══ DATA IN THIS EXERCISE ══
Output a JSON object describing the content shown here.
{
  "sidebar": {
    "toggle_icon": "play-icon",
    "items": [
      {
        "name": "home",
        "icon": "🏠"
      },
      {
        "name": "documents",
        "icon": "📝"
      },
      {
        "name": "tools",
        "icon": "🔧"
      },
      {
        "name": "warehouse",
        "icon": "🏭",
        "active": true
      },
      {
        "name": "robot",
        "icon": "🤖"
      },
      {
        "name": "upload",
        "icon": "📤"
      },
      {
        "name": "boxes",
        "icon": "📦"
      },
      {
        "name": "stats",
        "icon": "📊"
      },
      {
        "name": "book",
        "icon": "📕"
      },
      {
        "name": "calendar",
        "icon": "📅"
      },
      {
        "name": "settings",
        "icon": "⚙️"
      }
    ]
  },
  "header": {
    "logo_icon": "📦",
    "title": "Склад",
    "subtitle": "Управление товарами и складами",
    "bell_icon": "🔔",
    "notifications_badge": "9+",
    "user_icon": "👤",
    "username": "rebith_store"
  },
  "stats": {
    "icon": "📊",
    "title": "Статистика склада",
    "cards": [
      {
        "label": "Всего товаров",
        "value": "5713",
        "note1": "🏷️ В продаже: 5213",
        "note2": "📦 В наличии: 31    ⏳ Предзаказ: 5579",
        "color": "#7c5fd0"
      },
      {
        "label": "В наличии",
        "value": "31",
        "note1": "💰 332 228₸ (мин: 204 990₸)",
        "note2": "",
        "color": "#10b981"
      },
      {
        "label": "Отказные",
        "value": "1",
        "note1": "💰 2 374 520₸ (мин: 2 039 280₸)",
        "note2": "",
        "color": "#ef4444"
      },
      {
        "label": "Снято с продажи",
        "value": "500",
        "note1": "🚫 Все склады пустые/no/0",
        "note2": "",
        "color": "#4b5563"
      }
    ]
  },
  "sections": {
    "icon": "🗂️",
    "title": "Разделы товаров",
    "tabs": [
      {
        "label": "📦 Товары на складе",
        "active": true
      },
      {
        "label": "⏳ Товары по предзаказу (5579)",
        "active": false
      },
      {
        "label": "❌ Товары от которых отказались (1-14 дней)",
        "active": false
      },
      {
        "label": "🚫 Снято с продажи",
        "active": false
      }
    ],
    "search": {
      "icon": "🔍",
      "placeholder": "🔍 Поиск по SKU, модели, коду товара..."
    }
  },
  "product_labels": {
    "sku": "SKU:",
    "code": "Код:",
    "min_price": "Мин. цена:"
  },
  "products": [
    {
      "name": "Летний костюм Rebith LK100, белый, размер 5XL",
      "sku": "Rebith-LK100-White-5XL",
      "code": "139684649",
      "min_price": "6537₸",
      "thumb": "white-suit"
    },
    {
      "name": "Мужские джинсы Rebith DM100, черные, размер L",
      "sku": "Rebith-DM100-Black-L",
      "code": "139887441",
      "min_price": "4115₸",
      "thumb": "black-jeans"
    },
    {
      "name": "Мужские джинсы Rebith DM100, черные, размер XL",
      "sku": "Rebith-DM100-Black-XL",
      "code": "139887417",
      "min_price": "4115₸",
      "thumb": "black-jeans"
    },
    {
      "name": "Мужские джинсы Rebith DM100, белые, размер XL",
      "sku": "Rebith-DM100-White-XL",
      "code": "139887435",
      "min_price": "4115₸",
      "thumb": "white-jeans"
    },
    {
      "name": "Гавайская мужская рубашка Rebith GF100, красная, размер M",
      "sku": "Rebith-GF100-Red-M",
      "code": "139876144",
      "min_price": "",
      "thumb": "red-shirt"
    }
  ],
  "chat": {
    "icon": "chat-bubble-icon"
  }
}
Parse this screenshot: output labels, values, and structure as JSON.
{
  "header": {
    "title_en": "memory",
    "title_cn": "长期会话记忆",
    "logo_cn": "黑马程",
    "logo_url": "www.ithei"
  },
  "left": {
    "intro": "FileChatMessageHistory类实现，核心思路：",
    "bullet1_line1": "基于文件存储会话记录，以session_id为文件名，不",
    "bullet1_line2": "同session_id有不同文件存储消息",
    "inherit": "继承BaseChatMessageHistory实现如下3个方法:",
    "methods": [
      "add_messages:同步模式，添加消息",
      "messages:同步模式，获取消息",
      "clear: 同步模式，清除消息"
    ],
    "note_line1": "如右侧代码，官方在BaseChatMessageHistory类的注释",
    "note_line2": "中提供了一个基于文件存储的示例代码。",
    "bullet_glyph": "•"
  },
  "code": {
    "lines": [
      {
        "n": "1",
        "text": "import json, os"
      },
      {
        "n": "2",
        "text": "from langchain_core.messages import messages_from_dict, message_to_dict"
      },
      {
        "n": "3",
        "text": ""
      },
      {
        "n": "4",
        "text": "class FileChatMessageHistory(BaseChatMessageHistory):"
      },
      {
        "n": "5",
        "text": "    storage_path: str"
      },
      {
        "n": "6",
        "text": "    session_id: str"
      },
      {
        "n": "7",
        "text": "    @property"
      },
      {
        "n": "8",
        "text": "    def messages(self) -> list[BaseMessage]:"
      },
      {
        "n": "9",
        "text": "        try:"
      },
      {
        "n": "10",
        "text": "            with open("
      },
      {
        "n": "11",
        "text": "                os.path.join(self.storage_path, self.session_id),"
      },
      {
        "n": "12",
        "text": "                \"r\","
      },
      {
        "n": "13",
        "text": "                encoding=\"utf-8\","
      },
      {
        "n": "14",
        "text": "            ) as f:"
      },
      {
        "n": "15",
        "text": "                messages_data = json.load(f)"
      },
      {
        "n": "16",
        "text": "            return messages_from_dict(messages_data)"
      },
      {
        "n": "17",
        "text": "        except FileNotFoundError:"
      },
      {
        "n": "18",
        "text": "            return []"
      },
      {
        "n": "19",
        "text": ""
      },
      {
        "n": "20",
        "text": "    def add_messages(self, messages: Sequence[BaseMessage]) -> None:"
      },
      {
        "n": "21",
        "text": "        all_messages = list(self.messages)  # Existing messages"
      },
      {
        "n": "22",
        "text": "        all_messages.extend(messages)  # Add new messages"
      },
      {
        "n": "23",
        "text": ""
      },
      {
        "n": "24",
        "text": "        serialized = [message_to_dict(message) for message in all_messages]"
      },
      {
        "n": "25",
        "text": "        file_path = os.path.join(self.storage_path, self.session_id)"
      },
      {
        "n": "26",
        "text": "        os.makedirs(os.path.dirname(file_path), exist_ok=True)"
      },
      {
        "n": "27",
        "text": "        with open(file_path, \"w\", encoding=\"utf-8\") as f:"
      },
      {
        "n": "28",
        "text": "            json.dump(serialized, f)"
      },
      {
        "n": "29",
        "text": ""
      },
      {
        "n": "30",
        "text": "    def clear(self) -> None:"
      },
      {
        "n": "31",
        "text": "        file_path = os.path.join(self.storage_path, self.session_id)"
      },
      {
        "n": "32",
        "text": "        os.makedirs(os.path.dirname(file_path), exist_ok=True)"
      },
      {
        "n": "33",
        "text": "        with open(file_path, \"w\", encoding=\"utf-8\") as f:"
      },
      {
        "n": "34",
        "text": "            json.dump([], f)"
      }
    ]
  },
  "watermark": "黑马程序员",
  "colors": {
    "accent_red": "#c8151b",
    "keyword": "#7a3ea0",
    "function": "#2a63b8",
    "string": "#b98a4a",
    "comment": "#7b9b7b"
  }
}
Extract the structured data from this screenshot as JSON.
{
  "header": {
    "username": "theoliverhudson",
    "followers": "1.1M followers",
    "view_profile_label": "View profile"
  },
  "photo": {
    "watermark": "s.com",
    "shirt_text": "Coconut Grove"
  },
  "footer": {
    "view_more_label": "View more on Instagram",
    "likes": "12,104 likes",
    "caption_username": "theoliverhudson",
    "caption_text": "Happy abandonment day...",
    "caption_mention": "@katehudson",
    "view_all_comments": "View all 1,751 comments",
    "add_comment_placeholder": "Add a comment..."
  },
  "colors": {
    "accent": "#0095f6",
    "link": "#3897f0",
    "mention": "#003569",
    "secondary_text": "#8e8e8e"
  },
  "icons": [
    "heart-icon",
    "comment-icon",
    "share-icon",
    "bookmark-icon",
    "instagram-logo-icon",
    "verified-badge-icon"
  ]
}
═══
— WRITTEN PROBLEM —
Copy exactly, word for word, the line with "Extract the structured" through the final line of the listing.

— WORKED SOLUTION —
Extract the structured data from this screenshot as JSON.
{
  "header": {
    "username": "theoliverhudson",
    "followers": "1.1M followers",
    "view_profile_label": "View profile"
  },
  "photo": {
    "watermark": "s.com",
    "shirt_text": "Coconut Grove"
  },
  "footer": {
    "view_more_label": "View more on Instagram",
    "likes": "12,104 likes",
    "caption_username": "theoliverhudson",
    "caption_text": "Happy abandonment day...",
    "caption_mention": "@katehudson",
    "view_all_comments": "View all 1,751 comments",
    "add_comment_placeholder": "Add a comment..."
  },
  "colors": {
    "accent": "#0095f6",
    "link": "#3897f0",
    "mention": "#003569",
    "secondary_text": "#8e8e8e"
  },
  "icons": [
    "heart-icon",
    "comment-icon",
    "share-icon",
    "bookmark-icon",
    "instagram-logo-icon",
    "verified-badge-icon"
  ]
}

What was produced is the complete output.